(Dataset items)

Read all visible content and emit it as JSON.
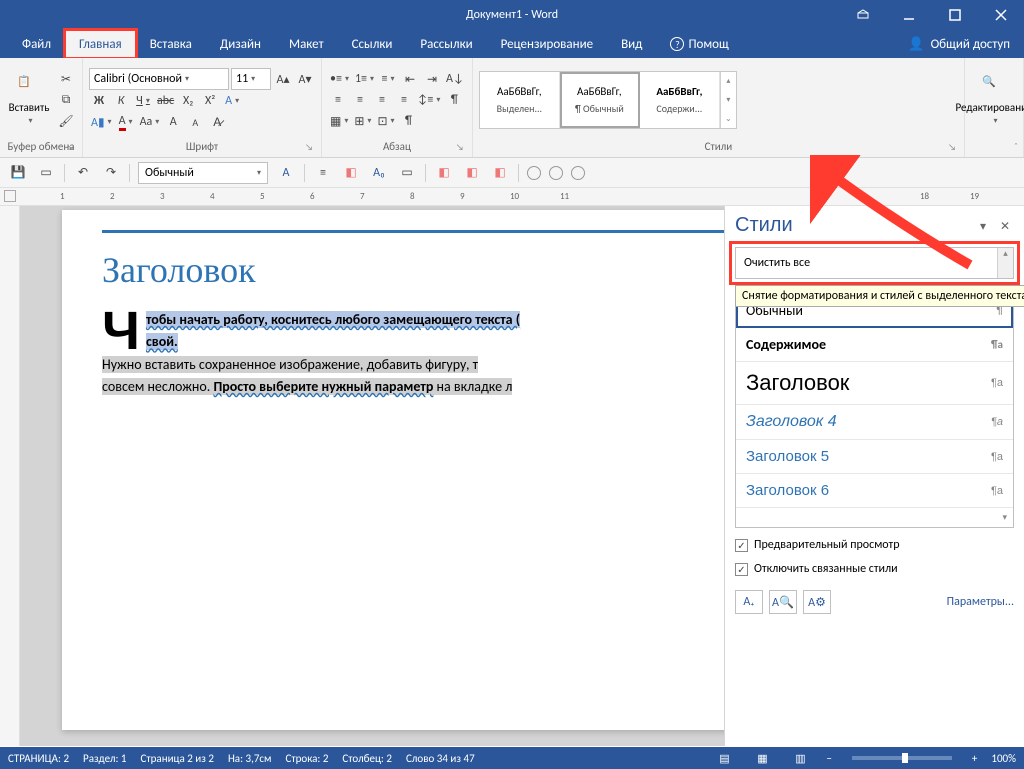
{
  "title": "Документ1 - Word",
  "tabs": [
    "Файл",
    "Главная",
    "Вставка",
    "Дизайн",
    "Макет",
    "Ссылки",
    "Рассылки",
    "Рецензирование",
    "Вид",
    "Помощ"
  ],
  "active_tab": 1,
  "share": "Общий доступ",
  "ribbon": {
    "clipboard": {
      "paste": "Вставить",
      "label": "Буфер обмена"
    },
    "font": {
      "name": "Calibri (Основной",
      "size": "11",
      "label": "Шрифт"
    },
    "para": {
      "label": "Абзац"
    },
    "styles": {
      "label": "Стили",
      "tiles": [
        {
          "preview": "АаБбВвГг,",
          "name": "Выделен..."
        },
        {
          "preview": "АаБбВвГг,",
          "name": "¶ Обычный",
          "selected": true
        },
        {
          "preview": "АаБбВвГг,",
          "name": "Содержи...",
          "bold": true
        }
      ]
    },
    "editing": {
      "label": "Редактирование"
    }
  },
  "qat_style": "Обычный",
  "ruler_numbers": [
    1,
    2,
    3,
    4,
    5,
    6,
    7,
    8,
    9,
    10,
    11,
    18,
    19
  ],
  "doc": {
    "heading": "Заголовок",
    "line1a": "тобы начать работу, коснитесь любого замещающего текста (",
    "line1b": "свой.",
    "line2a": "Нужно вставить сохраненное изображение, добавить фигуру, т",
    "line2b": "совсем несложно. ",
    "line2c": "Просто выберите нужный параметр",
    "line2d": " на вкладке л"
  },
  "pane": {
    "title": "Стили",
    "clear": "Очистить все",
    "tooltip": "Снятие форматирования и стилей с выделенного текста",
    "items": [
      {
        "label": "Обычный",
        "mark": "¶",
        "selected": true
      },
      {
        "label": "Содержимое",
        "mark": "¶a",
        "cls": "bold"
      },
      {
        "label": "Заголовок",
        "mark": "¶a",
        "cls": "h1"
      },
      {
        "label": "Заголовок 4",
        "mark": "¶a",
        "cls": "h4"
      },
      {
        "label": "Заголовок 5",
        "mark": "¶a",
        "cls": "h5"
      },
      {
        "label": "Заголовок 6",
        "mark": "¶a",
        "cls": "h6"
      }
    ],
    "chk1": "Предварительный просмотр",
    "chk2": "Отключить связанные стили",
    "params": "Параметры..."
  },
  "status": {
    "page": "СТРАНИЦА: 2",
    "section": "Раздел: 1",
    "page_of": "Страница 2 из 2",
    "at": "На: 3,7см",
    "line": "Строка: 2",
    "col": "Столбец: 2",
    "words": "Слово 34 из 47",
    "zoom": "100%"
  }
}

EXERCISE INSTRUCTIONS: Each entry should be repeated exactly as it appears; the pictures stay out.

SOLUTION FOR THIS EXERCISE:
Read all visible content and emit it as JSON.
{
  "title": "Документ1 - Word",
  "tabs": [
    "Файл",
    "Главная",
    "Вставка",
    "Дизайн",
    "Макет",
    "Ссылки",
    "Рассылки",
    "Рецензирование",
    "Вид",
    "Помощ"
  ],
  "active_tab": 1,
  "share": "Общий доступ",
  "ribbon": {
    "clipboard": {
      "paste": "Вставить",
      "label": "Буфер обмена"
    },
    "font": {
      "name": "Calibri (Основной",
      "size": "11",
      "label": "Шрифт"
    },
    "para": {
      "label": "Абзац"
    },
    "styles": {
      "label": "Стили",
      "tiles": [
        {
          "preview": "АаБбВвГг,",
          "name": "Выделен..."
        },
        {
          "preview": "АаБбВвГг,",
          "name": "¶ Обычный",
          "selected": true
        },
        {
          "preview": "АаБбВвГг,",
          "name": "Содержи...",
          "bold": true
        }
      ]
    },
    "editing": {
      "label": "Редактирование"
    }
  },
  "qat_style": "Обычный",
  "ruler_numbers": [
    1,
    2,
    3,
    4,
    5,
    6,
    7,
    8,
    9,
    10,
    11,
    18,
    19
  ],
  "doc": {
    "heading": "Заголовок",
    "line1a": "тобы начать работу, коснитесь любого замещающего текста (",
    "line1b": "свой.",
    "line2a": "Нужно вставить сохраненное изображение, добавить фигуру, т",
    "line2b": "совсем несложно. ",
    "line2c": "Просто выберите нужный параметр",
    "line2d": " на вкладке л"
  },
  "pane": {
    "title": "Стили",
    "clear": "Очистить все",
    "tooltip": "Снятие форматирования и стилей с выделенного текста",
    "items": [
      {
        "label": "Обычный",
        "mark": "¶",
        "selected": true
      },
      {
        "label": "Содержимое",
        "mark": "¶a",
        "cls": "bold"
      },
      {
        "label": "Заголовок",
        "mark": "¶a",
        "cls": "h1"
      },
      {
        "label": "Заголовок 4",
        "mark": "¶a",
        "cls": "h4"
      },
      {
        "label": "Заголовок 5",
        "mark": "¶a",
        "cls": "h5"
      },
      {
        "label": "Заголовок 6",
        "mark": "¶a",
        "cls": "h6"
      }
    ],
    "chk1": "Предварительный просмотр",
    "chk2": "Отключить связанные стили",
    "params": "Параметры..."
  },
  "status": {
    "page": "СТРАНИЦА: 2",
    "section": "Раздел: 1",
    "page_of": "Страница 2 из 2",
    "at": "На: 3,7см",
    "line": "Строка: 2",
    "col": "Столбец: 2",
    "words": "Слово 34 из 47",
    "zoom": "100%"
  }
}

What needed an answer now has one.